=== MATERIAL SHOWN ===
────────────────────
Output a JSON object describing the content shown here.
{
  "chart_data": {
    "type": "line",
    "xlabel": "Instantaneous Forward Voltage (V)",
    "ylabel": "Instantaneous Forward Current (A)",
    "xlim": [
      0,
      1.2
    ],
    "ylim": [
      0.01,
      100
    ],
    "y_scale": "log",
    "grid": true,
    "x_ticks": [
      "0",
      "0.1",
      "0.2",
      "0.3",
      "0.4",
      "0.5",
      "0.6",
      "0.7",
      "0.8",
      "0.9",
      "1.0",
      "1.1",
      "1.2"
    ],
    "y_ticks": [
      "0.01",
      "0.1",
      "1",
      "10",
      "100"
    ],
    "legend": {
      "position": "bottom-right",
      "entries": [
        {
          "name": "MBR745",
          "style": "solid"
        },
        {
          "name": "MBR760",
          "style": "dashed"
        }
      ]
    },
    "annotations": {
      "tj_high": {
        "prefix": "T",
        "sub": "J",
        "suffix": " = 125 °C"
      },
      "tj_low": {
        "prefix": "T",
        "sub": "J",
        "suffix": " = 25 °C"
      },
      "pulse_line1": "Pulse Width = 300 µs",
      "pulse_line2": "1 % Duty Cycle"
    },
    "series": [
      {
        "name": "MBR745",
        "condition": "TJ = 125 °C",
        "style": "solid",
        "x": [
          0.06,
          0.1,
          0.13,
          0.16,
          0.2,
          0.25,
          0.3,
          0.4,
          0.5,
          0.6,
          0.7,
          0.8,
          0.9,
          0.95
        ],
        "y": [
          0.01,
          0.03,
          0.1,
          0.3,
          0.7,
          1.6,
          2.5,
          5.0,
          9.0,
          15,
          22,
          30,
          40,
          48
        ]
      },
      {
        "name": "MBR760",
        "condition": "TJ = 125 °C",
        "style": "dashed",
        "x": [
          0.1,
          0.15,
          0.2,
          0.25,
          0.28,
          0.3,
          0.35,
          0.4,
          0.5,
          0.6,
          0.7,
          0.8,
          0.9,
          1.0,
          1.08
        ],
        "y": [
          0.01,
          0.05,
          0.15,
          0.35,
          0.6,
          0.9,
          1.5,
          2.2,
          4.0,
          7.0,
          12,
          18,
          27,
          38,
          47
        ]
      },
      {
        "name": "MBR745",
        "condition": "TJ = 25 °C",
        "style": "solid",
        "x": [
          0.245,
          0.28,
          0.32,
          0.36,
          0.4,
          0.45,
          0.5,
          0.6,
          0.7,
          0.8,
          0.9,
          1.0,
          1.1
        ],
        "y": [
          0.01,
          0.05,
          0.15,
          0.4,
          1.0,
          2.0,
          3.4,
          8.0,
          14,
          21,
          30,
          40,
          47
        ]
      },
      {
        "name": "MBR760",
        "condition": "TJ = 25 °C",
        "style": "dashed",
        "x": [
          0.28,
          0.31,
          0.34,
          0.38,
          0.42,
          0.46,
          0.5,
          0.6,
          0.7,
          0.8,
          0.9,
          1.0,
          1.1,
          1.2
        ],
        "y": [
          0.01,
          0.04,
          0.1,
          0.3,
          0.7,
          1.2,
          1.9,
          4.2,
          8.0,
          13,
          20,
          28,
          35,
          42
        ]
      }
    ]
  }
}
────────────────────
=== WHAT THIS TASK INVOLVES ===
Retype every entry word for word.

=== WRITTEN SOLUTION ===
Output a JSON object describing the content shown here.
{
  "chart_data": {
    "type": "line",
    "xlabel": "Instantaneous Forward Voltage (V)",
    "ylabel": "Instantaneous Forward Current (A)",
    "xlim": [
      0,
      1.2
    ],
    "ylim": [
      0.01,
      100
    ],
    "y_scale": "log",
    "grid": true,
    "x_ticks": [
      "0",
      "0.1",
      "0.2",
      "0.3",
      "0.4",
      "0.5",
      "0.6",
      "0.7",
      "0.8",
      "0.9",
      "1.0",
      "1.1",
      "1.2"
    ],
    "y_ticks": [
      "0.01",
      "0.1",
      "1",
      "10",
      "100"
    ],
    "legend": {
      "position": "bottom-right",
      "entries": [
        {
          "name": "MBR745",
          "style": "solid"
        },
        {
          "name": "MBR760",
          "style": "dashed"
        }
      ]
    },
    "annotations": {
      "tj_high": {
        "prefix": "T",
        "sub": "J",
        "suffix": " = 125 °C"
      },
      "tj_low": {
        "prefix": "T",
        "sub": "J",
        "suffix": " = 25 °C"
      },
      "pulse_line1": "Pulse Width = 300 µs",
      "pulse_line2": "1 % Duty Cycle"
    },
    "series": [
      {
        "name": "MBR745",
        "condition": "TJ = 125 °C",
        "style": "solid",
        "x": [
          0.06,
          0.1,
          0.13,
          0.16,
          0.2,
          0.25,
          0.3,
          0.4,
          0.5,
          0.6,
          0.7,
          0.8,
          0.9,
          0.95
        ],
        "y": [
          0.01,
          0.03,
          0.1,
          0.3,
          0.7,
          1.6,
          2.5,
          5.0,
          9.0,
          15,
          22,
          30,
          40,
          48
        ]
      },
      {
        "name": "MBR760",
        "condition": "TJ = 125 °C",
        "style": "dashed",
        "x": [
          0.1,
          0.15,
          0.2,
          0.25,
          0.28,
          0.3,
          0.35,
          0.4,
          0.5,
          0.6,
          0.7,
          0.8,
          0.9,
          1.0,
          1.08
        ],
        "y": [
          0.01,
          0.05,
          0.15,
          0.35,
          0.6,
          0.9,
          1.5,
          2.2,
          4.0,
          7.0,
          12,
          18,
          27,
          38,
          47
        ]
      },
      {
        "name": "MBR745",
        "condition": "TJ = 25 °C",
        "style": "solid",
        "x": [
          0.245,
          0.28,
          0.32,
          0.36,
          0.4,
          0.45,
          0.5,
          0.6,
          0.7,
          0.8,
          0.9,
          1.0,
          1.1
        ],
        "y": [
          0.01,
          0.05,
          0.15,
          0.4,
          1.0,
          2.0,
          3.4,
          8.0,
          14,
          21,
          30,
          40,
          47
        ]
      },
      {
        "name": "MBR760",
        "condition": "TJ = 25 °C",
        "style": "dashed",
        "x": [
          0.28,
          0.31,
          0.34,
          0.38,
          0.42,
          0.46,
          0.5,
          0.6,
          0.7,
          0.8,
          0.9,
          1.0,
          1.1,
          1.2
        ],
        "y": [
          0.01,
          0.04,
          0.1,
          0.3,
          0.7,
          1.2,
          1.9,
          4.2,
          8.0,
          13,
          20,
          28,
          35,
          42
        ]
      }
    ]
  }
}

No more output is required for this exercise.